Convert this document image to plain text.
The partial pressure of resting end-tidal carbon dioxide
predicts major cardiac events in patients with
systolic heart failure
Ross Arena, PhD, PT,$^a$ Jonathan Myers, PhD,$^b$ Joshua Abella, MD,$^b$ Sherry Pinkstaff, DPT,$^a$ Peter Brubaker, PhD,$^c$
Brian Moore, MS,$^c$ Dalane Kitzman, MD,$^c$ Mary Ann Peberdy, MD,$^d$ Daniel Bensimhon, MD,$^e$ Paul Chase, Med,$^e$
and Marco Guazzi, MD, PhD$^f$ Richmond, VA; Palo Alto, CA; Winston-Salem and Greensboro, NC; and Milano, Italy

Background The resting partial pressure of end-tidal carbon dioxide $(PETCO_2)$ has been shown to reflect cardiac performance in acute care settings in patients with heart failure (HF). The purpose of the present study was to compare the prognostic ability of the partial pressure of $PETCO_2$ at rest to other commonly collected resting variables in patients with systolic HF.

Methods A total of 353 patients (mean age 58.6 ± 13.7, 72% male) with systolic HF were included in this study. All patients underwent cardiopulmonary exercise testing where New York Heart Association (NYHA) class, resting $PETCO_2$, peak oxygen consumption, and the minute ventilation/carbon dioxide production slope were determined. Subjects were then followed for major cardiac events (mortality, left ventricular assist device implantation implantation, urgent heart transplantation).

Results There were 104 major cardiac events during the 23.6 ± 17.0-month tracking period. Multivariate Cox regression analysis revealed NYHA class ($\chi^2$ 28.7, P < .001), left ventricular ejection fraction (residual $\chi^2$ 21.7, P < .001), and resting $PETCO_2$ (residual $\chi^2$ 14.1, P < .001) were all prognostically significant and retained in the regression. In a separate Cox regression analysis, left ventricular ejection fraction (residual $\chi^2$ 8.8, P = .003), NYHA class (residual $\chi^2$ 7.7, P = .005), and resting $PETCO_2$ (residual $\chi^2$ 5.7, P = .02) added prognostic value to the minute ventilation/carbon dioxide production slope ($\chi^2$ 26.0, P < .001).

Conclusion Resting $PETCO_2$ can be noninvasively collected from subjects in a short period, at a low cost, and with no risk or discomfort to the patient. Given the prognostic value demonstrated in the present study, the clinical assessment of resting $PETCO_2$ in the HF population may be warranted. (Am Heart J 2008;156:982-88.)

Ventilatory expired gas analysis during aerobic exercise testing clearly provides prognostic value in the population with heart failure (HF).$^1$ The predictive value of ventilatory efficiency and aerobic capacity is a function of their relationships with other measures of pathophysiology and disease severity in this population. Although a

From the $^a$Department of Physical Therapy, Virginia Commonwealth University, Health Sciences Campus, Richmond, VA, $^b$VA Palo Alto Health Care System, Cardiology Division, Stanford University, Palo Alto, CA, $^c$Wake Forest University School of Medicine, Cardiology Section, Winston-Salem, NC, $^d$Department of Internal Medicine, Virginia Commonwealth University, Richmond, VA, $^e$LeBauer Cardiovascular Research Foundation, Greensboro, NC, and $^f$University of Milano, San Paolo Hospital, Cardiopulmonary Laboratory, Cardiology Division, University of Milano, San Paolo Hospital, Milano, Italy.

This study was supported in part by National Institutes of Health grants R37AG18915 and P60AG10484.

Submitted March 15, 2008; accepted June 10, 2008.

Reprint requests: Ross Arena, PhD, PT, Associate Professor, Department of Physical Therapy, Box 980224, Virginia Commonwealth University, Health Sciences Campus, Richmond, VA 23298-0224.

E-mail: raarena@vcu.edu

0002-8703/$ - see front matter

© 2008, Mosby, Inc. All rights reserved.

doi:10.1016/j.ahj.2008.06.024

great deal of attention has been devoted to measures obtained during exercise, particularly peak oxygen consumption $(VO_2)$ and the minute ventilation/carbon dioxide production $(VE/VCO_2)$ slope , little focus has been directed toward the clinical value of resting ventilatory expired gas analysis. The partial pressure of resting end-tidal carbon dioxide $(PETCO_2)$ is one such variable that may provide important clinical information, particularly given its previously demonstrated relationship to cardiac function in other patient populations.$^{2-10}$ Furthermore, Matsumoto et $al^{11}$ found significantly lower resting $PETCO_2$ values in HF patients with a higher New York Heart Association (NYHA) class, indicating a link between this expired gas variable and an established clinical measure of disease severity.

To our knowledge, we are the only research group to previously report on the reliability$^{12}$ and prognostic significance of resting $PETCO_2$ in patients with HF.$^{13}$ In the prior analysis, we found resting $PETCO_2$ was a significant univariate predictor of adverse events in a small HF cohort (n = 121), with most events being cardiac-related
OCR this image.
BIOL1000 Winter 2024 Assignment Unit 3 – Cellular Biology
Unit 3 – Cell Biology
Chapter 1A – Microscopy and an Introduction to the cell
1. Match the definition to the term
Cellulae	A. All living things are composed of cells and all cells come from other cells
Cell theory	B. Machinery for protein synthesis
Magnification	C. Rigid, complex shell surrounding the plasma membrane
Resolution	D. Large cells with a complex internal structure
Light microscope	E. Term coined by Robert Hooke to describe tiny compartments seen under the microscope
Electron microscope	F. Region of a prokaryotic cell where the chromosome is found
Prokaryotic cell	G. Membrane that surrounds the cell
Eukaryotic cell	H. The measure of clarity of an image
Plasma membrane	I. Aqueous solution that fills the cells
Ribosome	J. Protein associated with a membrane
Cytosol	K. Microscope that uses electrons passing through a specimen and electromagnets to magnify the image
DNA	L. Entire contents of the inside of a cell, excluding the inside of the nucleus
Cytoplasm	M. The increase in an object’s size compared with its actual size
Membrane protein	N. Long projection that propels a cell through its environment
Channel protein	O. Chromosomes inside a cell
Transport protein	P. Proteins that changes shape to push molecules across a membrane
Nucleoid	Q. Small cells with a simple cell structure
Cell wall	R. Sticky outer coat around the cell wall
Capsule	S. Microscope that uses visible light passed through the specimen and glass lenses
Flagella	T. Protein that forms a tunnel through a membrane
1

**What to do**
Copy out each line of the data containing the string "structure".

**Solved exercise**
Resolution	D. Large cells with a complex internal structure
Nucleoid	Q. Small cells with a simple cell structure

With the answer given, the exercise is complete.